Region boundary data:
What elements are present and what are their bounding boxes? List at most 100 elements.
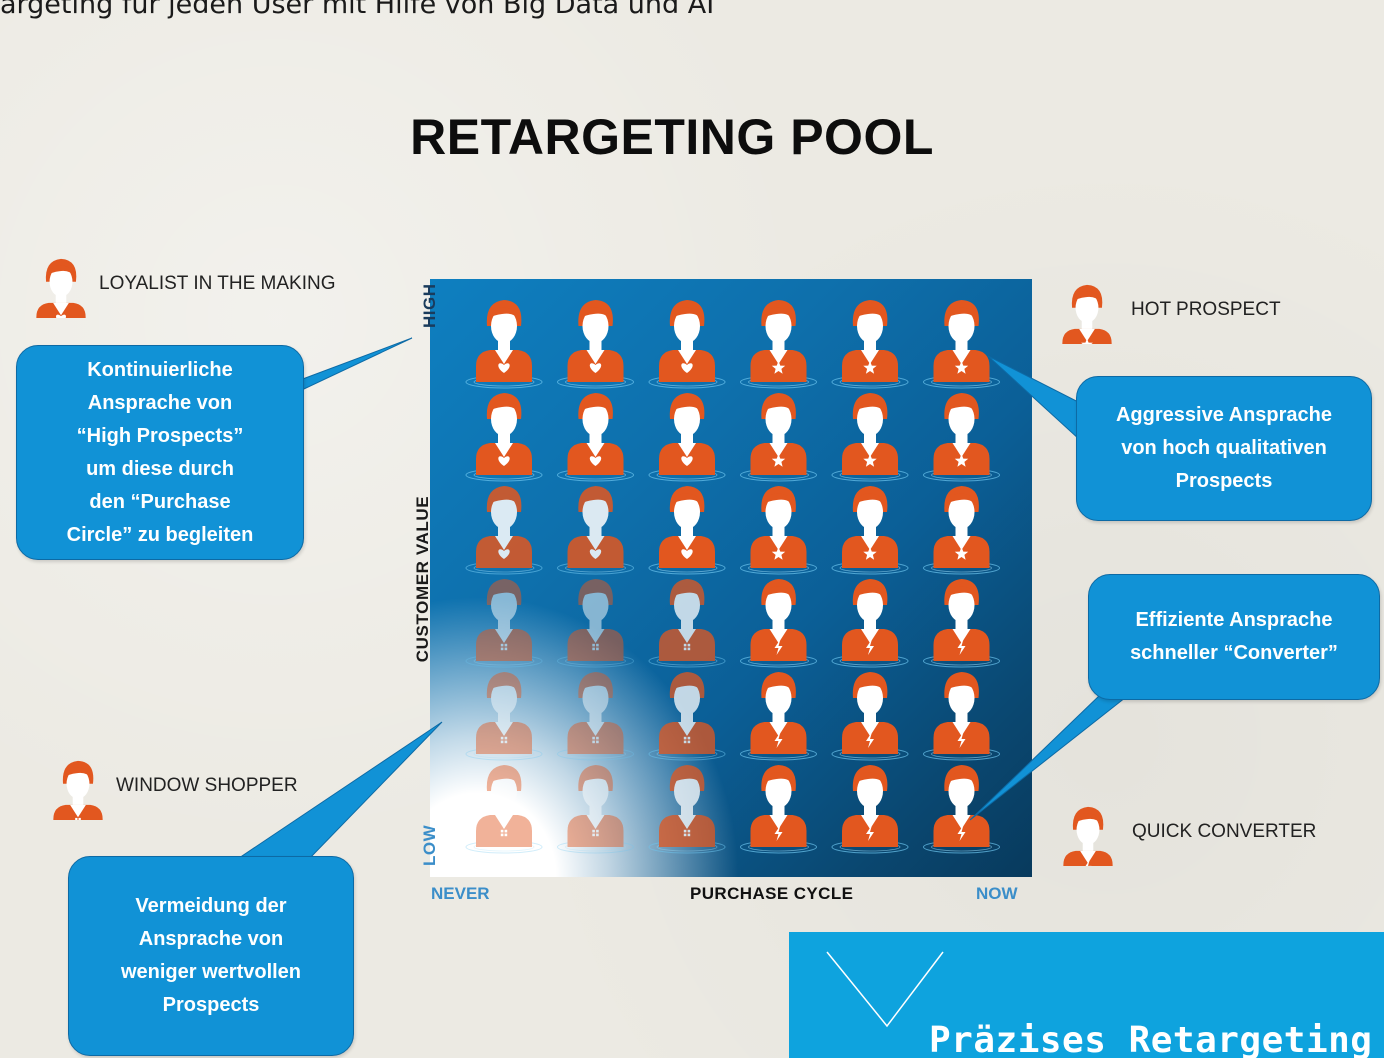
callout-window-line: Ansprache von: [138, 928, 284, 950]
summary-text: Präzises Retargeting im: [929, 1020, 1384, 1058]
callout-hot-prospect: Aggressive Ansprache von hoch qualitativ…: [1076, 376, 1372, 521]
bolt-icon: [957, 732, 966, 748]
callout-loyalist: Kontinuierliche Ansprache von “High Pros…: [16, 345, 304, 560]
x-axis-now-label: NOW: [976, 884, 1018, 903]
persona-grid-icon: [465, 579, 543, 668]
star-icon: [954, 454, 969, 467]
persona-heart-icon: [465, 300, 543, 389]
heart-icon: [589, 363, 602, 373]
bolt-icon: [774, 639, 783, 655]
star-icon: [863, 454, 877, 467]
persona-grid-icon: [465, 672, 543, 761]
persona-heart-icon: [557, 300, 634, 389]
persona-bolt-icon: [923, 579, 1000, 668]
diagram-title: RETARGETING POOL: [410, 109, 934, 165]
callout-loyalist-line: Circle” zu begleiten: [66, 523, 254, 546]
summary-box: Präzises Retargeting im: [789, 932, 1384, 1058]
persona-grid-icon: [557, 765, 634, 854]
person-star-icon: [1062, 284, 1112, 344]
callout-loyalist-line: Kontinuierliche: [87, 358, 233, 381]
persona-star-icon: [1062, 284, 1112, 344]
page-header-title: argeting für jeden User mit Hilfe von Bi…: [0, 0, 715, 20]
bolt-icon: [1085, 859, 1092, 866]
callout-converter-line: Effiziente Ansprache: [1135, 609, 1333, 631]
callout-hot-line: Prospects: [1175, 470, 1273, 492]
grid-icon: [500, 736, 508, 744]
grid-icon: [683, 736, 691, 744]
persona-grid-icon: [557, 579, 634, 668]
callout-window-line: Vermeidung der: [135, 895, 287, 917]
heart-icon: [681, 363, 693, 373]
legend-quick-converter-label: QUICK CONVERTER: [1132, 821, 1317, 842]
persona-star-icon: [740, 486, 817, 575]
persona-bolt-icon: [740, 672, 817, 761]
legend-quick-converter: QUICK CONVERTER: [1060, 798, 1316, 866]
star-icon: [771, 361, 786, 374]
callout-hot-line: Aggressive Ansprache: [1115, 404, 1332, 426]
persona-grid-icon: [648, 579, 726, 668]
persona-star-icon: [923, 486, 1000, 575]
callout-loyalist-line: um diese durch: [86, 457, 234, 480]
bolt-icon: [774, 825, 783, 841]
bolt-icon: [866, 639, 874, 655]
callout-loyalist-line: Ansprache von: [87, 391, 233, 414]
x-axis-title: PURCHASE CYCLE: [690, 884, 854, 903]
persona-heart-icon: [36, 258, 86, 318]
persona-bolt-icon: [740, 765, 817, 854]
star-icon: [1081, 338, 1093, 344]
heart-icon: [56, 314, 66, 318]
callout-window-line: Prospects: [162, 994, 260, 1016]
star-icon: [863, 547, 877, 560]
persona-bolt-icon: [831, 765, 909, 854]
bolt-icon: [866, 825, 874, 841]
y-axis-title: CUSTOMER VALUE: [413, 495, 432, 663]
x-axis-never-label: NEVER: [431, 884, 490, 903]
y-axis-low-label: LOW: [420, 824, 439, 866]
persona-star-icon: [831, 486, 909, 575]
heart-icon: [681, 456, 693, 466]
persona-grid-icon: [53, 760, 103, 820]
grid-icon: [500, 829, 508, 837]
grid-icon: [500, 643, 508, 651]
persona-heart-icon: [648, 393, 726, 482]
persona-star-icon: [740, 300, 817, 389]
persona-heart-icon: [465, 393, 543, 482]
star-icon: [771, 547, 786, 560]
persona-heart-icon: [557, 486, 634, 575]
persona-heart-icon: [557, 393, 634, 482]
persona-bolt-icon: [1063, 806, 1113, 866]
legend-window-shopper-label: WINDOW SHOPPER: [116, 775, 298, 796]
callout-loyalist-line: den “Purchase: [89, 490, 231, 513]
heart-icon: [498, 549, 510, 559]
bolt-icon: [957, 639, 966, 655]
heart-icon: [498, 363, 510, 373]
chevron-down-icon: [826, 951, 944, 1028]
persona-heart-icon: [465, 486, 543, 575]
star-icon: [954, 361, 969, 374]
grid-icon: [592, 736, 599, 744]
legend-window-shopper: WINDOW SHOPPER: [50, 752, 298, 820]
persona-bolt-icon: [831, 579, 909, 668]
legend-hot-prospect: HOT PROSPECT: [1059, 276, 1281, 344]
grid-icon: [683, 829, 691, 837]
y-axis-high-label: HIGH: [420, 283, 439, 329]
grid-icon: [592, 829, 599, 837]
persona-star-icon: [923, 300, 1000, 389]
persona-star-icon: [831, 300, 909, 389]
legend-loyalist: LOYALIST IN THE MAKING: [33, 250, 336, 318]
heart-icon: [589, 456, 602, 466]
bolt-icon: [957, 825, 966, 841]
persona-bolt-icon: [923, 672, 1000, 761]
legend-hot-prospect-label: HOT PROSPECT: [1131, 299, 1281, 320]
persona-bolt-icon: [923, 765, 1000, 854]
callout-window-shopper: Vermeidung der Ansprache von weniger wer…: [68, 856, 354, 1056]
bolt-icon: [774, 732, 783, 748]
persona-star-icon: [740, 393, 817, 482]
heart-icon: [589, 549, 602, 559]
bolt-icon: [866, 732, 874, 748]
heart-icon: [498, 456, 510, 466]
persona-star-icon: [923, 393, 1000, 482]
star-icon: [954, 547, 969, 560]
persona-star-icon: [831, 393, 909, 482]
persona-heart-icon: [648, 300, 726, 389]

→ TASK DESCRIPTION:
Copy every item with each "Aggressive Ansprache" replaced by "Intensive Ansprache", leaving everything else unchanged. Omit the pictures from your answer.

→ WORKED ANSWER:
What elements are present and what are their bounding boxes? List at most 100 elements.
callout-window-line: Ansprache von: [138, 928, 284, 950]
summary-text: Präzises Retargeting im: [929, 1020, 1384, 1058]
callout-hot-prospect: Intensive Ansprache von hoch qualitativ…: [1076, 376, 1372, 521]
bolt-icon: [957, 732, 966, 748]
callout-loyalist: Kontinuierliche Ansprache von “High Pros…: [16, 345, 304, 560]
x-axis-now-label: NOW: [976, 884, 1018, 903]
persona-grid-icon: [465, 579, 543, 668]
star-icon: [954, 454, 969, 467]
persona-heart-icon: [465, 300, 543, 389]
heart-icon: [589, 363, 602, 373]
bolt-icon: [774, 639, 783, 655]
star-icon: [863, 454, 877, 467]
persona-grid-icon: [465, 672, 543, 761]
persona-heart-icon: [557, 300, 634, 389]
persona-bolt-icon: [923, 579, 1000, 668]
diagram-title: RETARGETING POOL: [410, 109, 934, 165]
callout-loyalist-line: Circle” zu begleiten: [66, 523, 254, 546]
summary-box: Präzises Retargeting im: [789, 932, 1384, 1058]
persona-grid-icon: [557, 765, 634, 854]
person-star-icon: [1062, 284, 1112, 344]
callout-loyalist-line: Kontinuierliche: [87, 358, 233, 381]
persona-star-icon: [1062, 284, 1112, 344]
page-header-title: argeting für jeden User mit Hilfe von Bi…: [0, 0, 715, 20]
bolt-icon: [1085, 859, 1092, 866]
callout-converter-line: Effiziente Ansprache: [1135, 609, 1333, 631]
callout-hot-line: Prospects: [1175, 470, 1273, 492]
grid-icon: [500, 736, 508, 744]
grid-icon: [683, 736, 691, 744]
persona-grid-icon: [557, 579, 634, 668]
callout-window-line: Vermeidung der: [135, 895, 287, 917]
heart-icon: [681, 363, 693, 373]
legend-quick-converter-label: QUICK CONVERTER: [1132, 821, 1317, 842]
persona-star-icon: [740, 486, 817, 575]
persona-bolt-icon: [740, 672, 817, 761]
legend-quick-converter: QUICK CONVERTER: [1060, 798, 1316, 866]
star-icon: [771, 361, 786, 374]
callout-hot-line: Intensive Ansprache: [1115, 404, 1332, 426]
persona-grid-icon: [648, 579, 726, 668]
persona-star-icon: [923, 486, 1000, 575]
callout-loyalist-line: um diese durch: [86, 457, 234, 480]
bolt-icon: [774, 825, 783, 841]
bolt-icon: [866, 639, 874, 655]
callout-loyalist-line: Ansprache von: [87, 391, 233, 414]
x-axis-title: PURCHASE CYCLE: [690, 884, 854, 903]
persona-heart-icon: [36, 258, 86, 318]
persona-bolt-icon: [740, 765, 817, 854]
star-icon: [1081, 338, 1093, 344]
heart-icon: [56, 314, 66, 318]
callout-window-line: Prospects: [162, 994, 260, 1016]
star-icon: [863, 547, 877, 560]
persona-bolt-icon: [831, 765, 909, 854]
bolt-icon: [866, 825, 874, 841]
y-axis-title: CUSTOMER VALUE: [413, 495, 432, 663]
x-axis-never-label: NEVER: [431, 884, 490, 903]
y-axis-low-label: LOW: [420, 824, 439, 866]
persona-star-icon: [831, 486, 909, 575]
heart-icon: [681, 456, 693, 466]
persona-grid-icon: [53, 760, 103, 820]
grid-icon: [500, 829, 508, 837]
grid-icon: [500, 643, 508, 651]
persona-heart-icon: [648, 393, 726, 482]
persona-star-icon: [740, 300, 817, 389]
persona-heart-icon: [465, 393, 543, 482]
star-icon: [771, 547, 786, 560]
persona-heart-icon: [557, 486, 634, 575]
persona-heart-icon: [557, 393, 634, 482]
persona-bolt-icon: [1063, 806, 1113, 866]
legend-window-shopper-label: WINDOW SHOPPER: [116, 775, 298, 796]
callout-loyalist-line: den “Purchase: [89, 490, 231, 513]
heart-icon: [498, 549, 510, 559]
bolt-icon: [957, 639, 966, 655]
heart-icon: [498, 363, 510, 373]
chevron-down-icon: [826, 951, 944, 1028]
persona-heart-icon: [465, 486, 543, 575]
star-icon: [954, 361, 969, 374]
grid-icon: [592, 736, 599, 744]
legend-window-shopper: WINDOW SHOPPER: [50, 752, 298, 820]
persona-bolt-icon: [831, 579, 909, 668]
legend-hot-prospect: HOT PROSPECT: [1059, 276, 1281, 344]
grid-icon: [683, 829, 691, 837]
y-axis-high-label: HIGH: [420, 283, 439, 329]
grid-icon: [592, 829, 599, 837]
persona-star-icon: [923, 300, 1000, 389]
persona-star-icon: [831, 300, 909, 389]
legend-loyalist: LOYALIST IN THE MAKING: [33, 250, 336, 318]
heart-icon: [589, 456, 602, 466]
bolt-icon: [957, 825, 966, 841]
persona-bolt-icon: [923, 672, 1000, 761]
legend-hot-prospect-label: HOT PROSPECT: [1131, 299, 1281, 320]
persona-bolt-icon: [923, 765, 1000, 854]
callout-window-shopper: Vermeidung der Ansprache von weniger wer…: [68, 856, 354, 1056]
bolt-icon: [774, 732, 783, 748]
persona-star-icon: [740, 393, 817, 482]
heart-icon: [589, 549, 602, 559]
bolt-icon: [866, 732, 874, 748]
heart-icon: [498, 456, 510, 466]
persona-star-icon: [923, 393, 1000, 482]
star-icon: [954, 547, 969, 560]
persona-star-icon: [831, 393, 909, 482]
persona-heart-icon: [648, 300, 726, 389]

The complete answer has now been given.